**Exercise aim**
Set out every line bearing the string "Dioxo".

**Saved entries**
/---
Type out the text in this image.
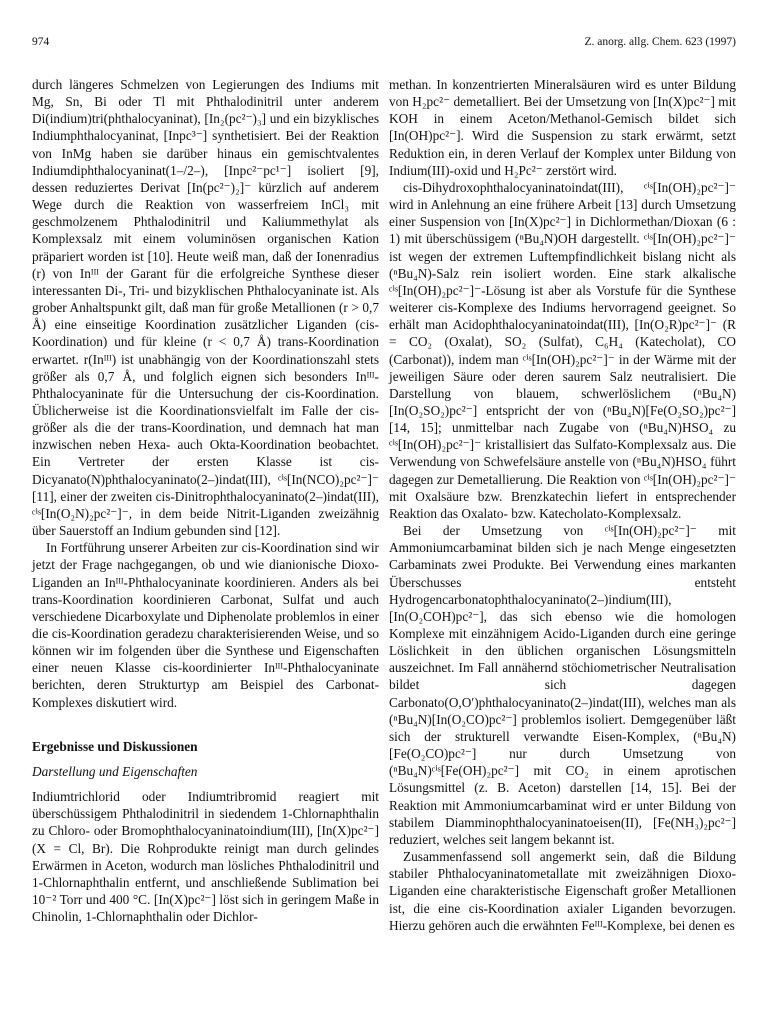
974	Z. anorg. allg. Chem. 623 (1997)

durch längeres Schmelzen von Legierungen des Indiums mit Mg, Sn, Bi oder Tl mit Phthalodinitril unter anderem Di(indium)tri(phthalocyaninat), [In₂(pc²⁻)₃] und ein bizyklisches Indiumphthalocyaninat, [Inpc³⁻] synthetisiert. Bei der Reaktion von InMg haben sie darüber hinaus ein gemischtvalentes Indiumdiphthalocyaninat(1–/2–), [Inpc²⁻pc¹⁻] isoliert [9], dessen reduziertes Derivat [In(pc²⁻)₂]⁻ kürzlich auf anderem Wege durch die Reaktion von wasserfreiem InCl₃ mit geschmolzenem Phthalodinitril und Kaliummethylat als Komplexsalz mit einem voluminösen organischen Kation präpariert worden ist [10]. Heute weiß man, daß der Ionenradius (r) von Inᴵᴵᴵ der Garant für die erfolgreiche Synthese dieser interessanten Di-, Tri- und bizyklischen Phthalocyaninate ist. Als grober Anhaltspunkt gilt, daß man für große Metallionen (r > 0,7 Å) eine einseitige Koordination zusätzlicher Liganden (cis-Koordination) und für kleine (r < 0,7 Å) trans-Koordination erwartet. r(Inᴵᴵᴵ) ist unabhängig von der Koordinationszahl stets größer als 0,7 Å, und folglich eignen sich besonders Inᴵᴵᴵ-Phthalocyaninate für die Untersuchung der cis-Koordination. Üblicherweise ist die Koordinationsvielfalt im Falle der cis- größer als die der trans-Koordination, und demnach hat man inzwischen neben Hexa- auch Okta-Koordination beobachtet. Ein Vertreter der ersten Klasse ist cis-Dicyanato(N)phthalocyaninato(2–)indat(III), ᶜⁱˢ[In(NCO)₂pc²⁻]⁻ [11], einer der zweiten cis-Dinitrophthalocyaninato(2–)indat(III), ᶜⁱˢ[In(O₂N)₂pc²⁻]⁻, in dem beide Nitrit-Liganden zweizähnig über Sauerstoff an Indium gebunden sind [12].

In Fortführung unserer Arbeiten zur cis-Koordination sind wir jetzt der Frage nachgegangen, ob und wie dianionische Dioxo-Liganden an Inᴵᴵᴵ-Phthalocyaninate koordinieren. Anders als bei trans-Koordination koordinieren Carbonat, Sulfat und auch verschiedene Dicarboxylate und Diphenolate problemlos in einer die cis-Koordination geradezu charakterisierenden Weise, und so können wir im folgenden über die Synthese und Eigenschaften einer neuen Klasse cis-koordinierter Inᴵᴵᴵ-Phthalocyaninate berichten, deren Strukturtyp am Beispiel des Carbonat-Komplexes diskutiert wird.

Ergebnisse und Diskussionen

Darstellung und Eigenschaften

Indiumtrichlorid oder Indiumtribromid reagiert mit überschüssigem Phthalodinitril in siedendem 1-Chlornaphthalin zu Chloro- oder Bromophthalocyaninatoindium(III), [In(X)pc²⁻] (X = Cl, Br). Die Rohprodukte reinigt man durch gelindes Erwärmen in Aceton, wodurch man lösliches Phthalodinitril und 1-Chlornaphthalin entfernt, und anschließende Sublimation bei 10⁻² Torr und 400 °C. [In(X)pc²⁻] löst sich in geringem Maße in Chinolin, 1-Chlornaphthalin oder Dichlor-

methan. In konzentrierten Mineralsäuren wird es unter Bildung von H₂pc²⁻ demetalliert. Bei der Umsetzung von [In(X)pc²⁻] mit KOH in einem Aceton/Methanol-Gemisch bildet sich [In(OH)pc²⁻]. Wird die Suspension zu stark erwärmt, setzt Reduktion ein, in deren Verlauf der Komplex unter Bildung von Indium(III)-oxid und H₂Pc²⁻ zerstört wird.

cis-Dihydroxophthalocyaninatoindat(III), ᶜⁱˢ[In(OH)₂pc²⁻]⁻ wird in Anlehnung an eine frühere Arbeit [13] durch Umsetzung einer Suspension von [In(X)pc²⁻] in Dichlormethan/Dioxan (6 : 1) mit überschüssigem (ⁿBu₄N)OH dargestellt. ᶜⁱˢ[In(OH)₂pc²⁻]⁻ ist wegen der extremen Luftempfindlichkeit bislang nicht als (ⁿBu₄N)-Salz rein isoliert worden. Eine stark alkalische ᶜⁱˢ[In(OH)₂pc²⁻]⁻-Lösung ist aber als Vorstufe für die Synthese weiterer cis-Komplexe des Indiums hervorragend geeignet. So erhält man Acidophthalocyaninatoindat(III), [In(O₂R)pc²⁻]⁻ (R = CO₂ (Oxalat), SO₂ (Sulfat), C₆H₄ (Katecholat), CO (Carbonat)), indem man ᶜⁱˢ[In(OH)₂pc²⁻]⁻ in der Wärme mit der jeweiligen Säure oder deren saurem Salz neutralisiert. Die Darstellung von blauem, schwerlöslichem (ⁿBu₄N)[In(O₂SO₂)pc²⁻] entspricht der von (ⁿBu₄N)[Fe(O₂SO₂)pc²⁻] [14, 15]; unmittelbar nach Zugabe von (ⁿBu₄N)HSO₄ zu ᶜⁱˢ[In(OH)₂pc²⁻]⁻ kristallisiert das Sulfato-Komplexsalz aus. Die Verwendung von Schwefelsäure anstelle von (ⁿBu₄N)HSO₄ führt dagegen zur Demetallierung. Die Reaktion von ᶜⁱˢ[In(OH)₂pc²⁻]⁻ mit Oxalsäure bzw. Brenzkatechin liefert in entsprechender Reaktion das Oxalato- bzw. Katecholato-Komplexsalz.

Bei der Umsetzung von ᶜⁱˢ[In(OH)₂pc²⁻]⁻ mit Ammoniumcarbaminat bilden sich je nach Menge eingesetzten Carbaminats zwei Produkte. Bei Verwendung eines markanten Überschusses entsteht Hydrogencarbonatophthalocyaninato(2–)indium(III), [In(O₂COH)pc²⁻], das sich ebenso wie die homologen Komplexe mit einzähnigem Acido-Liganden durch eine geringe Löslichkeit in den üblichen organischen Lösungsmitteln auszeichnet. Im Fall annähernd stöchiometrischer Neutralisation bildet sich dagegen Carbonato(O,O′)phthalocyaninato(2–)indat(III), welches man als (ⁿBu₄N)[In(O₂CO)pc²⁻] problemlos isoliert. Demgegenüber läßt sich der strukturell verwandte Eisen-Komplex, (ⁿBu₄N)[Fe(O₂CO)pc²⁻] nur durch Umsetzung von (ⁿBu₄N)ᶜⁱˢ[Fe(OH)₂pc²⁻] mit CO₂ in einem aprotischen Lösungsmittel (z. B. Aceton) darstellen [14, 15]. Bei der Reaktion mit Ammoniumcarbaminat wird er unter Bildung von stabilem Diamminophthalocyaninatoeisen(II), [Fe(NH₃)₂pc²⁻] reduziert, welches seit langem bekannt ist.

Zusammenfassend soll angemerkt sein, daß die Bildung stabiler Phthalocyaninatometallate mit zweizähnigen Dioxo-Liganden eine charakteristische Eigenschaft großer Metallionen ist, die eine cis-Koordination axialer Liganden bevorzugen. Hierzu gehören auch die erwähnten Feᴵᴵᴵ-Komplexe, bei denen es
\---
/---
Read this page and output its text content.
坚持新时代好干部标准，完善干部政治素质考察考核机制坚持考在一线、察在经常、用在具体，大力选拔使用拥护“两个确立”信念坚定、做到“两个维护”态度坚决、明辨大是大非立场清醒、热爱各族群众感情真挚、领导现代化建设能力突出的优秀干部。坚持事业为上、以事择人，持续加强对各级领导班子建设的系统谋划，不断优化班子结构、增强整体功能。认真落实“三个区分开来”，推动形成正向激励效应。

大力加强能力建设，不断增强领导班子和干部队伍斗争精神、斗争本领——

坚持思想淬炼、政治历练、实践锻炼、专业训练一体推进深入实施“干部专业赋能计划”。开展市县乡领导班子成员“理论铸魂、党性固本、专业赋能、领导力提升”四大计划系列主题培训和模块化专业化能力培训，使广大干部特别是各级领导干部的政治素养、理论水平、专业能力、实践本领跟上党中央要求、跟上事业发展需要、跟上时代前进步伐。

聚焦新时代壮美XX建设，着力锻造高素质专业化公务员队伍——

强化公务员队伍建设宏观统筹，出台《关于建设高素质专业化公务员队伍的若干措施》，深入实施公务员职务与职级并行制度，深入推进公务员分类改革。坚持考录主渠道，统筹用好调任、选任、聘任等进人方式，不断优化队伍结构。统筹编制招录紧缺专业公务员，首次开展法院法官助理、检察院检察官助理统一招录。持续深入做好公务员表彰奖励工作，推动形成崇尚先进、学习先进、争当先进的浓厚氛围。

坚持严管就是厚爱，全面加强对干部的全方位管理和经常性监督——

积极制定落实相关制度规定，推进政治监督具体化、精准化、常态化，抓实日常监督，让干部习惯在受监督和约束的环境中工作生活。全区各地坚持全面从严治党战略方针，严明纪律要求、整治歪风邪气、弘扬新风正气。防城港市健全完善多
\---
**The output**
In Fortführung unserer Arbeiten zur cis-Koordination sind wir jetzt der Frage nachgegangen, ob und wie dianionische Dioxo-Liganden an Inᴵᴵᴵ-Phthalocyaninate koordinieren. Anders als bei trans-Koordination koordinieren Carbonat, Sulfat und auch verschiedene Dicarboxylate und Diphenolate problemlos in einer die cis-Koordination geradezu charakterisierenden Weise, und so können wir im folgenden über die Synthese und Eigenschaften einer neuen Klasse cis-koordinierter Inᴵᴵᴵ-Phthalocyaninate berichten, deren Strukturtyp am Beispiel des Carbonat-Komplexes diskutiert wird.
Zusammenfassend soll angemerkt sein, daß die Bildung stabiler Phthalocyaninatometallate mit zweizähnigen Dioxo-Liganden eine charakteristische Eigenschaft großer Metallionen ist, die eine cis-Koordination axialer Liganden bevorzugen. Hierzu gehören auch die erwähnten Feᴵᴵᴵ-Komplexe, bei denen es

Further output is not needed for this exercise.